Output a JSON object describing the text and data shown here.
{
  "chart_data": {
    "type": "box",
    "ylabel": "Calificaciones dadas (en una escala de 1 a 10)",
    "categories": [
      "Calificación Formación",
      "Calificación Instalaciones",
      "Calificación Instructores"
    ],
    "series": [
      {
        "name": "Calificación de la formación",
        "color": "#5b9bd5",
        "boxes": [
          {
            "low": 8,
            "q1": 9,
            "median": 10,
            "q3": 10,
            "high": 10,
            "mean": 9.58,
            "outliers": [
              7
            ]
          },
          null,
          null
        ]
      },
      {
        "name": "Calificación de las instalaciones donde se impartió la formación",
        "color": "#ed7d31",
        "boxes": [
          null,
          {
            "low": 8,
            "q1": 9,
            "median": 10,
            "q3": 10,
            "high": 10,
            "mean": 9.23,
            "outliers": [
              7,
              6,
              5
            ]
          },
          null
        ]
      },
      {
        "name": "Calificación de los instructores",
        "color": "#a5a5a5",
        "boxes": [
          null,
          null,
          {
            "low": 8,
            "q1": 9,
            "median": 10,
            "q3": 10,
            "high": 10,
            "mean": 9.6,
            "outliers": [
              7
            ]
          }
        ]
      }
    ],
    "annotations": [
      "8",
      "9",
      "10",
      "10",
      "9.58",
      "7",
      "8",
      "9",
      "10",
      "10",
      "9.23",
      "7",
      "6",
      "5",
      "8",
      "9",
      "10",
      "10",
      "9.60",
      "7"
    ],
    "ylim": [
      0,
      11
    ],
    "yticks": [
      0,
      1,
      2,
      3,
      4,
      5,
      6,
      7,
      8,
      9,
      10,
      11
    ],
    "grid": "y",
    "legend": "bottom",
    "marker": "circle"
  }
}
---
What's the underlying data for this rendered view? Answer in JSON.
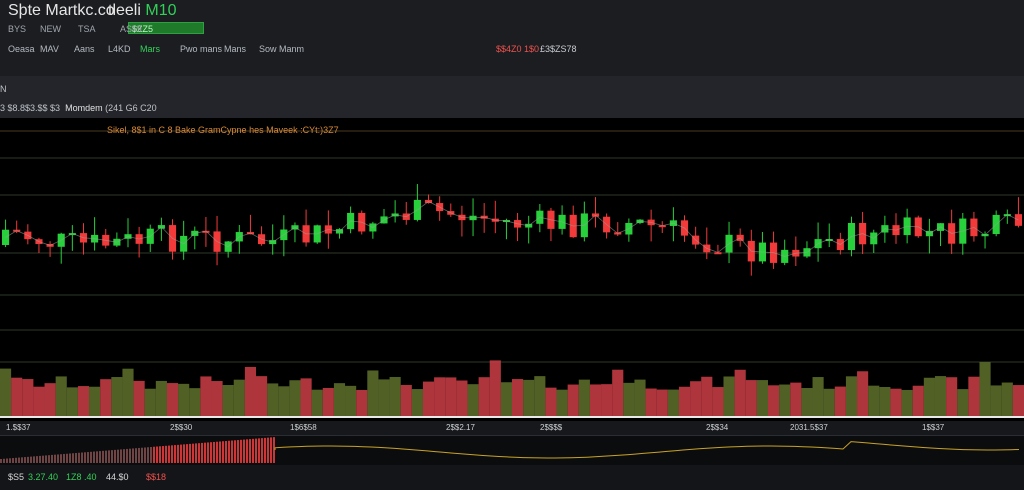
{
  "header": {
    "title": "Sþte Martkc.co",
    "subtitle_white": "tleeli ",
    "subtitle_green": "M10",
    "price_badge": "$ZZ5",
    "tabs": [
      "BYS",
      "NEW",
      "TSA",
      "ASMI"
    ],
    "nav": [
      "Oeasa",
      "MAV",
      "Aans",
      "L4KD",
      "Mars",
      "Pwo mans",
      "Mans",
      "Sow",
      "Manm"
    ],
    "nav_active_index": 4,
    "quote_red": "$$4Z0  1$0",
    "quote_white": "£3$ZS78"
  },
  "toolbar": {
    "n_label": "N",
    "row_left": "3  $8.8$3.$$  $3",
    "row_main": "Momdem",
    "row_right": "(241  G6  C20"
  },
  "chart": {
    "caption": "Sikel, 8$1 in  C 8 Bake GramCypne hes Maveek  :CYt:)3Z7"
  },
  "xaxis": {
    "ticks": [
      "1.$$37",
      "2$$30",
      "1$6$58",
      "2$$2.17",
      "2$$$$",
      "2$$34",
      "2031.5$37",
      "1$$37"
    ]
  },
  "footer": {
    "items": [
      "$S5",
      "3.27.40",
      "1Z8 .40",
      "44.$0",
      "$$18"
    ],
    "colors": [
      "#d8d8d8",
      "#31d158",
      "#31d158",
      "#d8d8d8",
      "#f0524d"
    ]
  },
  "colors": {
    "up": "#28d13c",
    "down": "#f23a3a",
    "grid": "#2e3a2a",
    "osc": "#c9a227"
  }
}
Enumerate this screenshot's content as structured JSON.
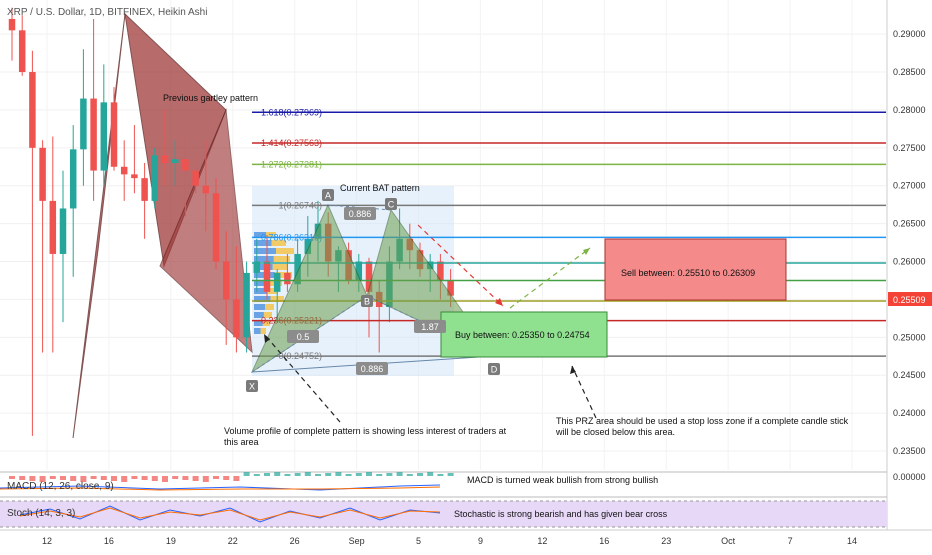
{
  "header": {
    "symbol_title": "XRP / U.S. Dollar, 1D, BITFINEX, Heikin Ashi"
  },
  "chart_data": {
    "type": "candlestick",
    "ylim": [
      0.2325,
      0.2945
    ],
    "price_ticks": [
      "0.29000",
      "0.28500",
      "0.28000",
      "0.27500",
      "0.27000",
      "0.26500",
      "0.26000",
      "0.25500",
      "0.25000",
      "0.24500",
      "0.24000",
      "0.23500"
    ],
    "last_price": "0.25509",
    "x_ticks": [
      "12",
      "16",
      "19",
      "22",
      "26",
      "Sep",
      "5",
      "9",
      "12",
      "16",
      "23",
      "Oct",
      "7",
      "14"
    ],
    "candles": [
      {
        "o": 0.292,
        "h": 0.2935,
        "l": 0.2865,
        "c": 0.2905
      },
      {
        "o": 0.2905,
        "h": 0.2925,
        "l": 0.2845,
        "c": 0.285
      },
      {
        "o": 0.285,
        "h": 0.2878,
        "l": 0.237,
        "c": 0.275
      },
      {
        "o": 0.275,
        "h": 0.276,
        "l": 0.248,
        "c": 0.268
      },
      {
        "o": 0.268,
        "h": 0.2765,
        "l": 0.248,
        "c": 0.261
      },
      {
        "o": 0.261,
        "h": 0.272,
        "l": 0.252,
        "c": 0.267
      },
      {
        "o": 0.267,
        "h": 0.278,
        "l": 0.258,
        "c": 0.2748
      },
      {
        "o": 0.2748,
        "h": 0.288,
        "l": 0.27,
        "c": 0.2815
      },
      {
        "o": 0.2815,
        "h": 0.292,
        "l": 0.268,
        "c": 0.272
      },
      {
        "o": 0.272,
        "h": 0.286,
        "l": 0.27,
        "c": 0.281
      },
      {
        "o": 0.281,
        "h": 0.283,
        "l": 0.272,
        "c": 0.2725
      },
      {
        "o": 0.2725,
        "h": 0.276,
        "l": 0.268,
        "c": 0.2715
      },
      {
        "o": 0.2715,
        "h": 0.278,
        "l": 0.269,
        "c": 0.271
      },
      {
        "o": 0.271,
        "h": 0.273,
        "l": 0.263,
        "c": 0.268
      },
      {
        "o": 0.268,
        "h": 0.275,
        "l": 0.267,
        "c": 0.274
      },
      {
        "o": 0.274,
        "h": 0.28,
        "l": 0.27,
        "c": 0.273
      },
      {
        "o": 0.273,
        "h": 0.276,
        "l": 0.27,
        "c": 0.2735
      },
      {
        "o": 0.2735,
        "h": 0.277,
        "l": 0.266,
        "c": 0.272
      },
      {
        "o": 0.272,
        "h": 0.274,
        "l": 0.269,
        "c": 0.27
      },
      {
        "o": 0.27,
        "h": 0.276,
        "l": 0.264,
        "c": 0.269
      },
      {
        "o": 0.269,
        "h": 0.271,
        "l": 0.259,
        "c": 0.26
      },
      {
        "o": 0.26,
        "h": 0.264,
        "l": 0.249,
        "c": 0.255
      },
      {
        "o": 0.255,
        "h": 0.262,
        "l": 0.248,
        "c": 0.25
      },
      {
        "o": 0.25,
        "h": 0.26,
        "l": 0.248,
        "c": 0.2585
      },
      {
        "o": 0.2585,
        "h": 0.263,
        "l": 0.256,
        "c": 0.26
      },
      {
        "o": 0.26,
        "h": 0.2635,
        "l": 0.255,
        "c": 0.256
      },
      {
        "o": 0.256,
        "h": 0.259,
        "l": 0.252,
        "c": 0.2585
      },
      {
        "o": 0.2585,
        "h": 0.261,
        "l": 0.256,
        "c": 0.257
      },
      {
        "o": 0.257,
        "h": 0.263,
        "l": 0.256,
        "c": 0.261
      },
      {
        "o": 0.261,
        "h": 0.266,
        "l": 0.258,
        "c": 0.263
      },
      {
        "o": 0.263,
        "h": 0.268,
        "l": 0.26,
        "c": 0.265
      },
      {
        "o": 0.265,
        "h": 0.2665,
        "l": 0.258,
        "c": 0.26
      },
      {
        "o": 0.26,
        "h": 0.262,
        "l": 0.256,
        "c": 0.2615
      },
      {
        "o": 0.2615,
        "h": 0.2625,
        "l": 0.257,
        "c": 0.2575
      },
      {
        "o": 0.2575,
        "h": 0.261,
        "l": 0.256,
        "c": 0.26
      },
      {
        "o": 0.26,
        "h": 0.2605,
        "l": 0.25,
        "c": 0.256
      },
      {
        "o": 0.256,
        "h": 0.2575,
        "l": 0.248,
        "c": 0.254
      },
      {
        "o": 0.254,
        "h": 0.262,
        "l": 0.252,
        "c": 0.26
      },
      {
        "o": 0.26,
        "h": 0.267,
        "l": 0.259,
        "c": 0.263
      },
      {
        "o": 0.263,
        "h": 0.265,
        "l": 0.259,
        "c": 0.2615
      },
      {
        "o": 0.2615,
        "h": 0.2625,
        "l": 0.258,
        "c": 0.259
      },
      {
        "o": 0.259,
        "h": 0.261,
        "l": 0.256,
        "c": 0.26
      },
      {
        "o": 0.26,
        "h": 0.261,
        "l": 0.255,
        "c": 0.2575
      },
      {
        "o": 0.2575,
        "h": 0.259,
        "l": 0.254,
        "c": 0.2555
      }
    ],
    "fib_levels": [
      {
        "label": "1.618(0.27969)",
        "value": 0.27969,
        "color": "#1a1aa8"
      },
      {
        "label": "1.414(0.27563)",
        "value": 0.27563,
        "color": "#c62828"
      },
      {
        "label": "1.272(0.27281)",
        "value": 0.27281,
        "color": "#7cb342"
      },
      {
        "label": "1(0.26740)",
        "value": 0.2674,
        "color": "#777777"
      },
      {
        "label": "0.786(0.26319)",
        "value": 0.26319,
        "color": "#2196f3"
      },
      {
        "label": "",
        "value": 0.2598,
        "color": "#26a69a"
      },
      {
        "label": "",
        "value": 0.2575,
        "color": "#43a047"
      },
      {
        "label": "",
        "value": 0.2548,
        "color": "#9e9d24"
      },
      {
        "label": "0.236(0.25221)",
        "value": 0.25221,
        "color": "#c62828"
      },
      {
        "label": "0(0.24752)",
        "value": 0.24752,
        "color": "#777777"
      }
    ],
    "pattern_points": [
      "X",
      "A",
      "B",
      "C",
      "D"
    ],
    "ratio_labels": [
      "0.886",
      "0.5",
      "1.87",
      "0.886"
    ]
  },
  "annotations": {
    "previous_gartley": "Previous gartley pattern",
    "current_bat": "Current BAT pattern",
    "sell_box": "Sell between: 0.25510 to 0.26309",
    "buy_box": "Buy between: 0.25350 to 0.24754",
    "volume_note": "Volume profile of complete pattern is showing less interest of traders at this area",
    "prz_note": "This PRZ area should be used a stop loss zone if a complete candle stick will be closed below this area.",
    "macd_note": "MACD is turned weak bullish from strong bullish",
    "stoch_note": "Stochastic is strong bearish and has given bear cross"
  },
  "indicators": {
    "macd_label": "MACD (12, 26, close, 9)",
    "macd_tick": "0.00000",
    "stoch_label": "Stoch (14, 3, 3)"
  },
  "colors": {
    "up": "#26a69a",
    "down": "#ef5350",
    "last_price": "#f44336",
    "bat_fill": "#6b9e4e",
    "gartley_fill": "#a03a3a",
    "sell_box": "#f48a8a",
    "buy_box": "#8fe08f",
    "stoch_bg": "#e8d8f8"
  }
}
==
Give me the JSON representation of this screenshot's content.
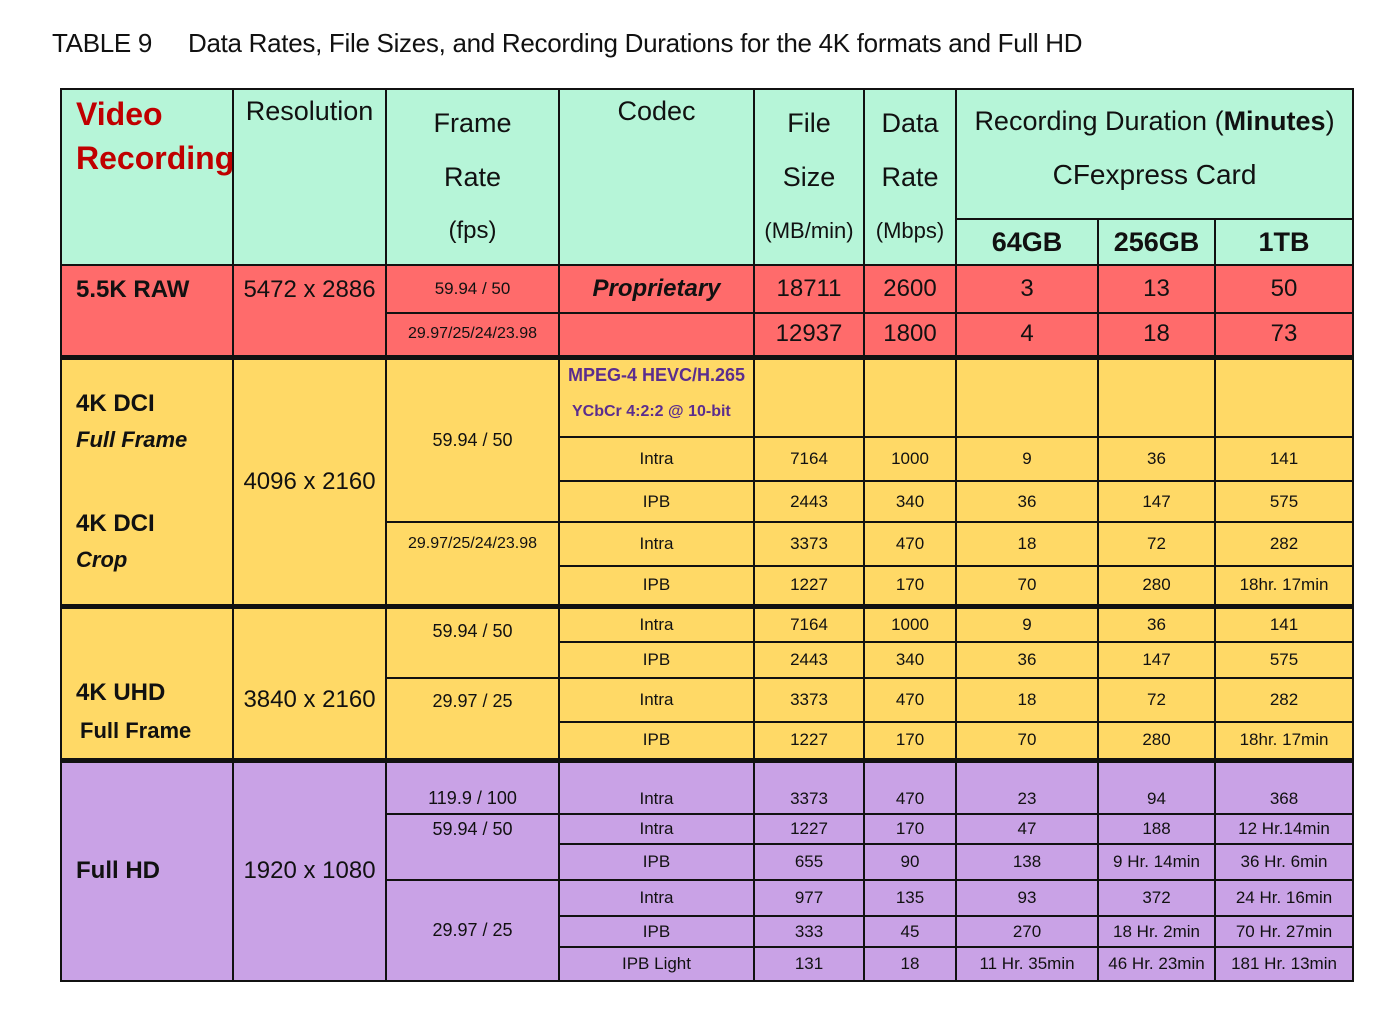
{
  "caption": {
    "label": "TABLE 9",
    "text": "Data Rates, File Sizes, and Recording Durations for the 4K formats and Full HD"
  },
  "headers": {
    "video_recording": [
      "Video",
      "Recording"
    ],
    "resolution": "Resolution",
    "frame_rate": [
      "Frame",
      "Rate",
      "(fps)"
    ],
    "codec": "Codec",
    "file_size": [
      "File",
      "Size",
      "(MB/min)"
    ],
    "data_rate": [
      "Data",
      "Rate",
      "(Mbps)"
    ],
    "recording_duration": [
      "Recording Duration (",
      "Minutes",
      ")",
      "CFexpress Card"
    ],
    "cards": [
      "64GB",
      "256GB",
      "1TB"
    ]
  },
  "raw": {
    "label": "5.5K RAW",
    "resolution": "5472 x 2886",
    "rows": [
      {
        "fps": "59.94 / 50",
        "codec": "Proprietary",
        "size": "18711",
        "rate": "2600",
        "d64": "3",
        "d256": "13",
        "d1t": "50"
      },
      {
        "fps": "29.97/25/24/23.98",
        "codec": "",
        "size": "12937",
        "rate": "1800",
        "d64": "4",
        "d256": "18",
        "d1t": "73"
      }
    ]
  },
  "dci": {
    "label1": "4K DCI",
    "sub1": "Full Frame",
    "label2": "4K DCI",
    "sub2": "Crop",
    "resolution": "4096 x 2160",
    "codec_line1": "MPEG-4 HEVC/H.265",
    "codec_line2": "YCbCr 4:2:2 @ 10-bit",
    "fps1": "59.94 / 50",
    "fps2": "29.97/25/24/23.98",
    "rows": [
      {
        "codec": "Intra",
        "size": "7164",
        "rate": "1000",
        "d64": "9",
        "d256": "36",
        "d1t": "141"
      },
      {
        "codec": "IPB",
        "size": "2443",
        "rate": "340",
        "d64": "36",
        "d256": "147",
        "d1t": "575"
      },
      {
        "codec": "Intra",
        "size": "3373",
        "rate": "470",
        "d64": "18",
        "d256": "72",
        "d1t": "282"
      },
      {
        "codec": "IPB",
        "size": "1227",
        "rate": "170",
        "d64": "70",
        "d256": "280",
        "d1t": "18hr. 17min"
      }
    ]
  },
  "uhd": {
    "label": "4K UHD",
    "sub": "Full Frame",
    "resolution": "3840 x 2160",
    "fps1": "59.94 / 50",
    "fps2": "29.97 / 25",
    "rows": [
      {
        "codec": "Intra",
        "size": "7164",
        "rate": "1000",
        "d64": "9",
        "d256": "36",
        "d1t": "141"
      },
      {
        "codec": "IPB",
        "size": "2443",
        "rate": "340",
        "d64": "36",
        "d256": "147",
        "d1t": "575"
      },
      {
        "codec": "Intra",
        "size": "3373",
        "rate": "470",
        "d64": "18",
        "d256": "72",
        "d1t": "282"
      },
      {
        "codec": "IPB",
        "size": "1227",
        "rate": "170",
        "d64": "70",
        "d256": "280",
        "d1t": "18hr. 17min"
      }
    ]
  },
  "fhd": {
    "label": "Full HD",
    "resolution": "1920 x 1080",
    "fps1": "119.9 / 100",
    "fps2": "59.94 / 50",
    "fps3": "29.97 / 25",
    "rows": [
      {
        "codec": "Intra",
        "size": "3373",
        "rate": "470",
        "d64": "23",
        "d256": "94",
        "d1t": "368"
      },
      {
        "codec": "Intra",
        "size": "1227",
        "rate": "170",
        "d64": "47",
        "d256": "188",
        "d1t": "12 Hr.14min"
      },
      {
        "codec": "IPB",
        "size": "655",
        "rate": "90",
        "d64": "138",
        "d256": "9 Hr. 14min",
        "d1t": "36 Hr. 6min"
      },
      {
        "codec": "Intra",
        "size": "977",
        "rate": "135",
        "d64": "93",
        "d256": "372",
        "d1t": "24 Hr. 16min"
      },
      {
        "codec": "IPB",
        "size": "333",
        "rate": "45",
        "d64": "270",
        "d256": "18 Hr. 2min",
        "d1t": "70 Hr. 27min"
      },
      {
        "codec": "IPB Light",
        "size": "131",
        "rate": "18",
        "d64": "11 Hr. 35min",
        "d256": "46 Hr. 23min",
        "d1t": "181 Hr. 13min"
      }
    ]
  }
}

** WHAT IS EXPECTED **
Search the listing for the word "strong". Copy every line in which it occurs.

** COMPLETE RESPONSE **
    "macd_note": "MACD is turned weak bullish from strong bullish",
    "stoch_note": "Stochastic is strong bearish and has given bear cross"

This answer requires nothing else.